**Aim of the exercise**:
How many lines in this data contain the string "represented"? Reply with the number only.

(Records from a collection of figures)
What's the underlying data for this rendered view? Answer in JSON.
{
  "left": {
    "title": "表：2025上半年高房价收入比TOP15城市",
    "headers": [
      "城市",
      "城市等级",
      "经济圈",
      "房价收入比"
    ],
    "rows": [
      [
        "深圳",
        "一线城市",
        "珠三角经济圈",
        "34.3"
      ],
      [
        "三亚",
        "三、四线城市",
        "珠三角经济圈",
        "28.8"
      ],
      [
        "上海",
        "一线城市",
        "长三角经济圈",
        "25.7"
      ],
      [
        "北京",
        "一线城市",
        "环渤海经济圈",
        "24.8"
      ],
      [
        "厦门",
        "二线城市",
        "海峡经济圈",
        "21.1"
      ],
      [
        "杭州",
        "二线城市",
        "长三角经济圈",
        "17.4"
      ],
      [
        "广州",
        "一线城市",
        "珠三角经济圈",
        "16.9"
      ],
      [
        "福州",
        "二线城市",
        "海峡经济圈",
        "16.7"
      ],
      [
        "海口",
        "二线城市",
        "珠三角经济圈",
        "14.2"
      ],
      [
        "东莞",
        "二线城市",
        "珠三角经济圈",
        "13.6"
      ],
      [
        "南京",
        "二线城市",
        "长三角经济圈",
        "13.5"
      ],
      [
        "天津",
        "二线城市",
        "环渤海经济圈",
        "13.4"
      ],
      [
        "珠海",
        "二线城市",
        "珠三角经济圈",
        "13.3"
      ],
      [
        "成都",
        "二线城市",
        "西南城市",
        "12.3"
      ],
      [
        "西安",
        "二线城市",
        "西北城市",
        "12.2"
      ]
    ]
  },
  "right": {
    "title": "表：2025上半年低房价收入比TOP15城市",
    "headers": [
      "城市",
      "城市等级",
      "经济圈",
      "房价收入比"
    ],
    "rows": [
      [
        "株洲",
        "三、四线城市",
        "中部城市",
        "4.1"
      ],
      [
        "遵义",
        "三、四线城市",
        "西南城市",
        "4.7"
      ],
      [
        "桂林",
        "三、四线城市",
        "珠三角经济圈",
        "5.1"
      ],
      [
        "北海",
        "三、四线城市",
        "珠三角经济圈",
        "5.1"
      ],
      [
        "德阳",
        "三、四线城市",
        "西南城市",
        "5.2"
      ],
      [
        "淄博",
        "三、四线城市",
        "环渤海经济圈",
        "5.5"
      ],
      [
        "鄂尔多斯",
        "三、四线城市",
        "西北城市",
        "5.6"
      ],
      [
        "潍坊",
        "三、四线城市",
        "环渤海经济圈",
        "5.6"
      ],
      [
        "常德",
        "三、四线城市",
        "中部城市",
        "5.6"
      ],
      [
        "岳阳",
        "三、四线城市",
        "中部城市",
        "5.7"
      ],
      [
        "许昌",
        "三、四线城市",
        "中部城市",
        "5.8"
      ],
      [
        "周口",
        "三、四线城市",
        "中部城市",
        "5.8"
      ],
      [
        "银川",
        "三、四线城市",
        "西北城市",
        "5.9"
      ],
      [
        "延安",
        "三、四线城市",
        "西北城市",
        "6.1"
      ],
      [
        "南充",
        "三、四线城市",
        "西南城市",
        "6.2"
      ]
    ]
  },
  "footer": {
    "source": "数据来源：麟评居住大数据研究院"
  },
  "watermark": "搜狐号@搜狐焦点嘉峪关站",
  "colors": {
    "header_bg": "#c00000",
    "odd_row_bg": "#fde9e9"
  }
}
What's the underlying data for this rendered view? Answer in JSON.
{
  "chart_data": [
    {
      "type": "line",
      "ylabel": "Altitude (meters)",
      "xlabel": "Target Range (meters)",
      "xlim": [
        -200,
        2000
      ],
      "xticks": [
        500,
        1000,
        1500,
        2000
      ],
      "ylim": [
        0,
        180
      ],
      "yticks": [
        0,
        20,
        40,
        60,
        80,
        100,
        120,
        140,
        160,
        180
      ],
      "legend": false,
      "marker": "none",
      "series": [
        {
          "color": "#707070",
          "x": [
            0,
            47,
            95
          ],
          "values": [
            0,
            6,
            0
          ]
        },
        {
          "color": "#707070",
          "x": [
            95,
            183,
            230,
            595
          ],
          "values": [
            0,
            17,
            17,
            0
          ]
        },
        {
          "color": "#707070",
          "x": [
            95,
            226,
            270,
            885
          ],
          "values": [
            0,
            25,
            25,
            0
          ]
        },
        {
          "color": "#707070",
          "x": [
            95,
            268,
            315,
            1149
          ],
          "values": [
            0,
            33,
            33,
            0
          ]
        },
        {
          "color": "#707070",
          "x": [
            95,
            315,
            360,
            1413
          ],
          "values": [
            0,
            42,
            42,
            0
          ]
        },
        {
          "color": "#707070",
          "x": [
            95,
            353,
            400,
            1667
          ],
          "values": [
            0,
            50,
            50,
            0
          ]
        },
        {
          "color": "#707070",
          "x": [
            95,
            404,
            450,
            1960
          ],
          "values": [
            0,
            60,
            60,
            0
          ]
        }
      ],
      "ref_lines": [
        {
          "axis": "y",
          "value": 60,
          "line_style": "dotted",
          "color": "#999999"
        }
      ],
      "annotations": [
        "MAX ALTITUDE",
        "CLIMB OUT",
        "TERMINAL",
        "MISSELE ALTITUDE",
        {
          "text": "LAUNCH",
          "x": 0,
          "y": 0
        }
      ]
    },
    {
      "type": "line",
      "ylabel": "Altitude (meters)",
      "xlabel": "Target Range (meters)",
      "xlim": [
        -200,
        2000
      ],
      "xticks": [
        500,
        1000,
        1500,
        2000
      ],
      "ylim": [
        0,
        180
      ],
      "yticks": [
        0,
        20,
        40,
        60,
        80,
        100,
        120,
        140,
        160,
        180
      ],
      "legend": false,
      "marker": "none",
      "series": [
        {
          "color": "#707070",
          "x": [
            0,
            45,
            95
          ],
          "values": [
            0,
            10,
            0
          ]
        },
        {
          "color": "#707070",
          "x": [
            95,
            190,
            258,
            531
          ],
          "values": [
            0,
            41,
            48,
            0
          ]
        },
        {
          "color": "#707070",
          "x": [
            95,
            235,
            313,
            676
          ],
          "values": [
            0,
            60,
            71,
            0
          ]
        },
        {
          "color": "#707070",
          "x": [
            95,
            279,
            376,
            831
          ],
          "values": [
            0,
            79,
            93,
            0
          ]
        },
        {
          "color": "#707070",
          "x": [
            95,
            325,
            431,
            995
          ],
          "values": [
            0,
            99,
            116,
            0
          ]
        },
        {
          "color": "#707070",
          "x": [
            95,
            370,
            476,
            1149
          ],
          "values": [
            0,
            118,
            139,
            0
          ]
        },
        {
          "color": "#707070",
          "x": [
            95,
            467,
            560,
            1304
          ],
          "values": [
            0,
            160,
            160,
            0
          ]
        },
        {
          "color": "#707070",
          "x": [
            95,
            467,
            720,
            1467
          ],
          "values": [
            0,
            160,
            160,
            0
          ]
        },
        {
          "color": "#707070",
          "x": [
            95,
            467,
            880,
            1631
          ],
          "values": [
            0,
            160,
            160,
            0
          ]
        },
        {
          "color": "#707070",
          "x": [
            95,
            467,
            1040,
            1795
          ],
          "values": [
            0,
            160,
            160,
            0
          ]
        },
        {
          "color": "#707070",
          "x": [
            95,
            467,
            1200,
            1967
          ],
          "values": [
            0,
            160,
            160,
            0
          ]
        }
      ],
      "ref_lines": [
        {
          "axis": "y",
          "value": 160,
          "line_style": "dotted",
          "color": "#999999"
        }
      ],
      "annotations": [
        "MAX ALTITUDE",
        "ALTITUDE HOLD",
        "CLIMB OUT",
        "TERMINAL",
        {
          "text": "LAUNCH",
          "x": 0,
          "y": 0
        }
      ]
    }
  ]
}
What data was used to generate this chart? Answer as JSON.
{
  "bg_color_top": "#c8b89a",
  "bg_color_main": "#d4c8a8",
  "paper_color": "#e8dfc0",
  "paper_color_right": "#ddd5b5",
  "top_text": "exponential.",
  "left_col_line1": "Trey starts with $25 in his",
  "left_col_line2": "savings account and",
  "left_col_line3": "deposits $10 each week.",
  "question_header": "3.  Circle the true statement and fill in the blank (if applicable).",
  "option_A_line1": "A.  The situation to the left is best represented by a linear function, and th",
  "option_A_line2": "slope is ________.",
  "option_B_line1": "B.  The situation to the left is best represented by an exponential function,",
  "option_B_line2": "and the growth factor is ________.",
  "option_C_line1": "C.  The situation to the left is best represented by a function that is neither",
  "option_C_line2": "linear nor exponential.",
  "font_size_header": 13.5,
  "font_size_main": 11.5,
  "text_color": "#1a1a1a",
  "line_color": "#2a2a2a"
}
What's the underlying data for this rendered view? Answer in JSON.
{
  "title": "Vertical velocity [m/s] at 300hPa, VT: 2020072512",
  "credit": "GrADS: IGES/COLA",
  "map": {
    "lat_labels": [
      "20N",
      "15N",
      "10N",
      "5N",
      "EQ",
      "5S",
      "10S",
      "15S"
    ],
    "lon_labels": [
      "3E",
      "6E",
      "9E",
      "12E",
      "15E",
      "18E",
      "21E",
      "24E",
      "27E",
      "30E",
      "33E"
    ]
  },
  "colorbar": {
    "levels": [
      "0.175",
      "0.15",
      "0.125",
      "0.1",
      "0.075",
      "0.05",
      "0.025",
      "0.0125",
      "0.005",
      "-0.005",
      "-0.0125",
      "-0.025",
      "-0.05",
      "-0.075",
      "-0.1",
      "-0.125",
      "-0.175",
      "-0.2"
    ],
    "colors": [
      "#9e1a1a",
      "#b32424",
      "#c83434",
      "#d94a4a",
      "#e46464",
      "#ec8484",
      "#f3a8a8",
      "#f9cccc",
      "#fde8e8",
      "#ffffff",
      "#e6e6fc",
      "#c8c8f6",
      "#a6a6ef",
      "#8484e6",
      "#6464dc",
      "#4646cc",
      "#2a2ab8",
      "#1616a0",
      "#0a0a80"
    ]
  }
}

**Result of this task**:
3